## Material provided
━━━━━━━━
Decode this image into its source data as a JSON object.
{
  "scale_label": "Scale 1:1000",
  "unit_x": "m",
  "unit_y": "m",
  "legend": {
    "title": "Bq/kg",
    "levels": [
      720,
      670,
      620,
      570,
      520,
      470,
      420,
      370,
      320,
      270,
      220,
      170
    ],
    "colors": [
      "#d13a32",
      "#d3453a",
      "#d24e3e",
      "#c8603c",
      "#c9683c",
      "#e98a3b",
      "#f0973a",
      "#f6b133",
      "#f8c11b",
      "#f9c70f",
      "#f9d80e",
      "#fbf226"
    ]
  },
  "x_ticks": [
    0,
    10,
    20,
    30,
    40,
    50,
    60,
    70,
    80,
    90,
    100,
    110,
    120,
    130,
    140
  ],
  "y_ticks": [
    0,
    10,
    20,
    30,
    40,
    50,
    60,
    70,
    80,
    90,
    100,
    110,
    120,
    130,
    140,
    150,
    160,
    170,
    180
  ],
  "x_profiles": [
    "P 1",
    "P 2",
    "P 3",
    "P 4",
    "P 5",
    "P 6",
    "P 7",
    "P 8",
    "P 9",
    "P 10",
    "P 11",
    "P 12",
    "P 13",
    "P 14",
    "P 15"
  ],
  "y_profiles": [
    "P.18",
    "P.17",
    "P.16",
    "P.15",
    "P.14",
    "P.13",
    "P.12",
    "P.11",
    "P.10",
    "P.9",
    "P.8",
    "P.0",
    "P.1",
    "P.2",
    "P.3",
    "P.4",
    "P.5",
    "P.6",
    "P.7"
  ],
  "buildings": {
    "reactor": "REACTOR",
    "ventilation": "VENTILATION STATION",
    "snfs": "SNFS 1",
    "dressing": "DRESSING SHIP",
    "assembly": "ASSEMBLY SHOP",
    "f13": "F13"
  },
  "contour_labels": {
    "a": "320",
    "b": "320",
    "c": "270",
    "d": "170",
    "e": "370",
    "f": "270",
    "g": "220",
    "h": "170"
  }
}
━━━━━━━━
## Problem statement
Copy the material above back out, exactly as written.

## Task response
Decode this image into its source data as a JSON object.
{
  "scale_label": "Scale 1:1000",
  "unit_x": "m",
  "unit_y": "m",
  "legend": {
    "title": "Bq/kg",
    "levels": [
      720,
      670,
      620,
      570,
      520,
      470,
      420,
      370,
      320,
      270,
      220,
      170
    ],
    "colors": [
      "#d13a32",
      "#d3453a",
      "#d24e3e",
      "#c8603c",
      "#c9683c",
      "#e98a3b",
      "#f0973a",
      "#f6b133",
      "#f8c11b",
      "#f9c70f",
      "#f9d80e",
      "#fbf226"
    ]
  },
  "x_ticks": [
    0,
    10,
    20,
    30,
    40,
    50,
    60,
    70,
    80,
    90,
    100,
    110,
    120,
    130,
    140
  ],
  "y_ticks": [
    0,
    10,
    20,
    30,
    40,
    50,
    60,
    70,
    80,
    90,
    100,
    110,
    120,
    130,
    140,
    150,
    160,
    170,
    180
  ],
  "x_profiles": [
    "P 1",
    "P 2",
    "P 3",
    "P 4",
    "P 5",
    "P 6",
    "P 7",
    "P 8",
    "P 9",
    "P 10",
    "P 11",
    "P 12",
    "P 13",
    "P 14",
    "P 15"
  ],
  "y_profiles": [
    "P.18",
    "P.17",
    "P.16",
    "P.15",
    "P.14",
    "P.13",
    "P.12",
    "P.11",
    "P.10",
    "P.9",
    "P.8",
    "P.0",
    "P.1",
    "P.2",
    "P.3",
    "P.4",
    "P.5",
    "P.6",
    "P.7"
  ],
  "buildings": {
    "reactor": "REACTOR",
    "ventilation": "VENTILATION STATION",
    "snfs": "SNFS 1",
    "dressing": "DRESSING SHIP",
    "assembly": "ASSEMBLY SHOP",
    "f13": "F13"
  },
  "contour_labels": {
    "a": "320",
    "b": "320",
    "c": "270",
    "d": "170",
    "e": "370",
    "f": "270",
    "g": "220",
    "h": "170"
  }
}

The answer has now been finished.